▶ _Exercise description_
Go through the data below and gather each line containing "screenshot".

Figure record extracts
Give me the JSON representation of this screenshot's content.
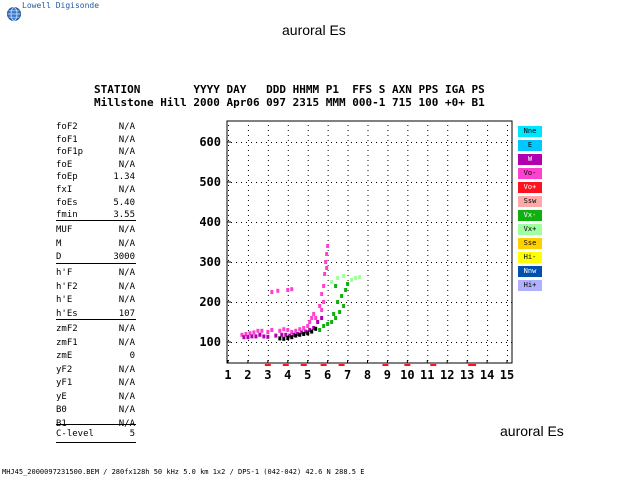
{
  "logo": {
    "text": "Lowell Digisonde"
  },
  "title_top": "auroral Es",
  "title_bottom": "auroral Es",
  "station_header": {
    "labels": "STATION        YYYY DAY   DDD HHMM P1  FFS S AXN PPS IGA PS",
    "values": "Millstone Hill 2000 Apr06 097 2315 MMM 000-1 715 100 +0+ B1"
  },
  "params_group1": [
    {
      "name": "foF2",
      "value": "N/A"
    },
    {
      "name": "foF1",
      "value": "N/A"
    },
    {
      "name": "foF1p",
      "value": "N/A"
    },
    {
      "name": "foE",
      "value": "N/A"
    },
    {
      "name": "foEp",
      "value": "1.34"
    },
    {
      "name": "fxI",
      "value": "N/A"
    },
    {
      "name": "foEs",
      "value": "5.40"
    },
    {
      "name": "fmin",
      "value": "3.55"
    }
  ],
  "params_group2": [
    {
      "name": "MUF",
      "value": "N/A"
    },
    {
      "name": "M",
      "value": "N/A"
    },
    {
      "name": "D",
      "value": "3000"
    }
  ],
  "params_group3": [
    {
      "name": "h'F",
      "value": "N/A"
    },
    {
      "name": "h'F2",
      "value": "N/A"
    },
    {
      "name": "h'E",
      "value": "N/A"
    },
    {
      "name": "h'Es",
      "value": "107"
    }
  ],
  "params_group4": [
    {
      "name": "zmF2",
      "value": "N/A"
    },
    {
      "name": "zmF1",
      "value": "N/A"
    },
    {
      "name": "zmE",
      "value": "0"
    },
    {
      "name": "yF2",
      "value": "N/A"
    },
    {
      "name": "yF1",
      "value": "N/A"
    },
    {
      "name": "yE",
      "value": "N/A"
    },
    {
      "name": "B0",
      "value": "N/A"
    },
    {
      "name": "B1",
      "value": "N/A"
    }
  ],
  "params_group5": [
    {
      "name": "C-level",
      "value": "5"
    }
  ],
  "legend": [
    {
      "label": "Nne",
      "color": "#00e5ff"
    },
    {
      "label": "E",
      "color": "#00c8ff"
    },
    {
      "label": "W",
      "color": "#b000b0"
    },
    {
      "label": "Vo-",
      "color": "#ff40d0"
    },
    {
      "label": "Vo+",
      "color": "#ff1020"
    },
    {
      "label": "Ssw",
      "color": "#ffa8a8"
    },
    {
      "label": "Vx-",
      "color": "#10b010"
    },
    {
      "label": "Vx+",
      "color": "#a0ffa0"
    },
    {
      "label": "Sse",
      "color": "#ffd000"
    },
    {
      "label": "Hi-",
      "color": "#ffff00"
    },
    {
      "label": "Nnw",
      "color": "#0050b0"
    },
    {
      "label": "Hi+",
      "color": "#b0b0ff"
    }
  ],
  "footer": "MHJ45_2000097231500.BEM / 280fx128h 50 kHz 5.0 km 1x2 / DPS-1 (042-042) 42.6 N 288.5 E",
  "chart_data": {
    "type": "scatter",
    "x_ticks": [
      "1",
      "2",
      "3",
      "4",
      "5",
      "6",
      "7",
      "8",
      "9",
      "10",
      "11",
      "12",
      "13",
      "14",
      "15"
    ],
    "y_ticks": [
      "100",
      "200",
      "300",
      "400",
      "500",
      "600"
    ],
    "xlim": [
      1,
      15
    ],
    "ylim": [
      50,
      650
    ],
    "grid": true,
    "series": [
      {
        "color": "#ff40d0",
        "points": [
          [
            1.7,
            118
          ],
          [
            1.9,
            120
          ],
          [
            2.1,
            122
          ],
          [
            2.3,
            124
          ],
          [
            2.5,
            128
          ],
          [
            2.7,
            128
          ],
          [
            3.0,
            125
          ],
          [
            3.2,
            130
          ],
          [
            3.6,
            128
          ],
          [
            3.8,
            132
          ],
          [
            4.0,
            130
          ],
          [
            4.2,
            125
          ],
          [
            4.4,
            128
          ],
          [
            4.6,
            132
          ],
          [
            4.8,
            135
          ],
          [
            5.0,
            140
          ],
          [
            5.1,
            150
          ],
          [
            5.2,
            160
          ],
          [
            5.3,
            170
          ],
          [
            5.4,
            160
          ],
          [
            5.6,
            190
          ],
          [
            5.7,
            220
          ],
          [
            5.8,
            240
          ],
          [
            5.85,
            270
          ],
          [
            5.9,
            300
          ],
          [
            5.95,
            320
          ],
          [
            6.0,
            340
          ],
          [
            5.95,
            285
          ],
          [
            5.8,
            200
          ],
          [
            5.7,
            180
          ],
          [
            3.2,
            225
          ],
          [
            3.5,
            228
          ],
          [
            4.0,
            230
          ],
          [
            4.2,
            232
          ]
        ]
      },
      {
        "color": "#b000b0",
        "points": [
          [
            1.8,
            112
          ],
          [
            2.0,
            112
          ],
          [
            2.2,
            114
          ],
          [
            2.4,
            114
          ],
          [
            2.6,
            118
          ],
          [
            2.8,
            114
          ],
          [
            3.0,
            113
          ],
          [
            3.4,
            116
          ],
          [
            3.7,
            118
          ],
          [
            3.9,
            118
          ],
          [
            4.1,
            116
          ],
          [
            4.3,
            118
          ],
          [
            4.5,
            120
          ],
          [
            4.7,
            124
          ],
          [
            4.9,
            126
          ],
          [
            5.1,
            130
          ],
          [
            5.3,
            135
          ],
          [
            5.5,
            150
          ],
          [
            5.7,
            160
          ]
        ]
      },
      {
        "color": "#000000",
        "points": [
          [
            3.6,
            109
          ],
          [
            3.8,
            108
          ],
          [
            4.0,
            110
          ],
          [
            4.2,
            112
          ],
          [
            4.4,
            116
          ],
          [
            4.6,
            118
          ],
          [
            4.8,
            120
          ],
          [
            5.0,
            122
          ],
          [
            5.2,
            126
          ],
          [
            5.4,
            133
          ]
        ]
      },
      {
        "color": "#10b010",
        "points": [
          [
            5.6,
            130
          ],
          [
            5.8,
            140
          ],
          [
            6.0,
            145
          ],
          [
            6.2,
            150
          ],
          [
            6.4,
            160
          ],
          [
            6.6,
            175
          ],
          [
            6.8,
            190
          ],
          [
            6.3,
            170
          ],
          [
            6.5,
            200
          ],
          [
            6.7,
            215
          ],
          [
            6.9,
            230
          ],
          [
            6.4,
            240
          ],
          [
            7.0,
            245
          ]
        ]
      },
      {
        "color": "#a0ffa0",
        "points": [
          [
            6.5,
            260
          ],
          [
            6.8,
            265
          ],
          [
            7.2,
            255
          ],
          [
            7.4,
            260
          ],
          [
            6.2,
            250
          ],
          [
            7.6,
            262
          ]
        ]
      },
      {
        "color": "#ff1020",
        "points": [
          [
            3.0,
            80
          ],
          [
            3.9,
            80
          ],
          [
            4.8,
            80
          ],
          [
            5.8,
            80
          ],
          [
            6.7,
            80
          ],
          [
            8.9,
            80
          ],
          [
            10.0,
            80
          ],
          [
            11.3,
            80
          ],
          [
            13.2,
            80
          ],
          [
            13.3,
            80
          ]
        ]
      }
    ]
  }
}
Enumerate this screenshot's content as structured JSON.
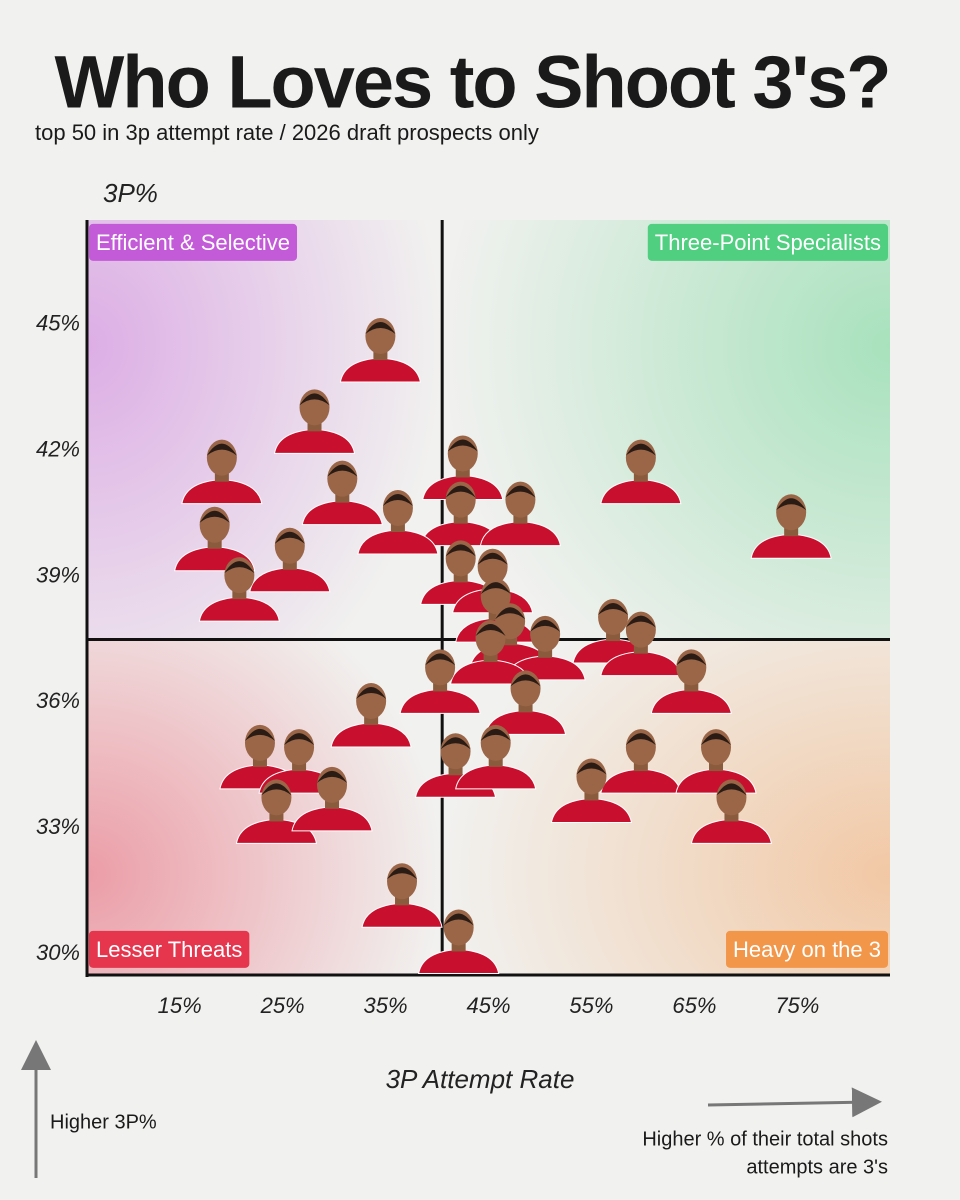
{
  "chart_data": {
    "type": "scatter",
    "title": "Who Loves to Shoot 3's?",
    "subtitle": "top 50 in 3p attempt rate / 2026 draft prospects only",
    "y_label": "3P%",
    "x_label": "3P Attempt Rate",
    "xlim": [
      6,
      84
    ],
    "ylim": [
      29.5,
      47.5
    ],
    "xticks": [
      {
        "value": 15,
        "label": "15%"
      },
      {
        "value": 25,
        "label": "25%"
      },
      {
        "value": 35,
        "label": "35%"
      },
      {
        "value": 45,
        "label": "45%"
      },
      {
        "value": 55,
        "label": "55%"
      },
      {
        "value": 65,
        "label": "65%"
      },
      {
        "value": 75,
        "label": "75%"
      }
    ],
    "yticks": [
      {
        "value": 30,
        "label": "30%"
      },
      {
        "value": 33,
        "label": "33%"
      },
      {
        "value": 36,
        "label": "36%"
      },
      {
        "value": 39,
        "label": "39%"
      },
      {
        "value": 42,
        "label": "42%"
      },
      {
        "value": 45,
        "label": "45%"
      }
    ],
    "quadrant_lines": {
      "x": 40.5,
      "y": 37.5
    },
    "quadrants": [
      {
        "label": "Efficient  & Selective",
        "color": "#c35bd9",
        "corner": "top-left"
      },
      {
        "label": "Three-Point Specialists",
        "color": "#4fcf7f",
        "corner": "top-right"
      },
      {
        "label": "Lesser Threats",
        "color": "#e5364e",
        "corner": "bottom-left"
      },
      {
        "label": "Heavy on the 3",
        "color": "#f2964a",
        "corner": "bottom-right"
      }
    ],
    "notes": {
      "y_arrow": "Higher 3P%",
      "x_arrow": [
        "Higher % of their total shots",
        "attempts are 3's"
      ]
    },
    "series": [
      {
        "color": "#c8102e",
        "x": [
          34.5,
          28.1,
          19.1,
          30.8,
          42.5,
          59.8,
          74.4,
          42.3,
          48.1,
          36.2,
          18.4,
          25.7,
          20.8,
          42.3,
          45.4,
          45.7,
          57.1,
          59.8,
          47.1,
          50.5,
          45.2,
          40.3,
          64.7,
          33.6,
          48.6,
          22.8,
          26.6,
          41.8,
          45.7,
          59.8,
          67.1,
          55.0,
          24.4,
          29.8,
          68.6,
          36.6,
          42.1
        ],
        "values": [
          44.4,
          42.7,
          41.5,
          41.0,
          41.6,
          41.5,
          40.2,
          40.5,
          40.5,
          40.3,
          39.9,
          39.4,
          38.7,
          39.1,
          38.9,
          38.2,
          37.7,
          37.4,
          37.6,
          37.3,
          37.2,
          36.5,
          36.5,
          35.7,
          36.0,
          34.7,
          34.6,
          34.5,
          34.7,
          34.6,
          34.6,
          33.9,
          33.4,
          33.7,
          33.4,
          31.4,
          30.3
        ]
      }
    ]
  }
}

▶ _Exercise response_
Give me the JSON representation of this screenshot's content.
Enumerate this screenshot's content as structured JSON.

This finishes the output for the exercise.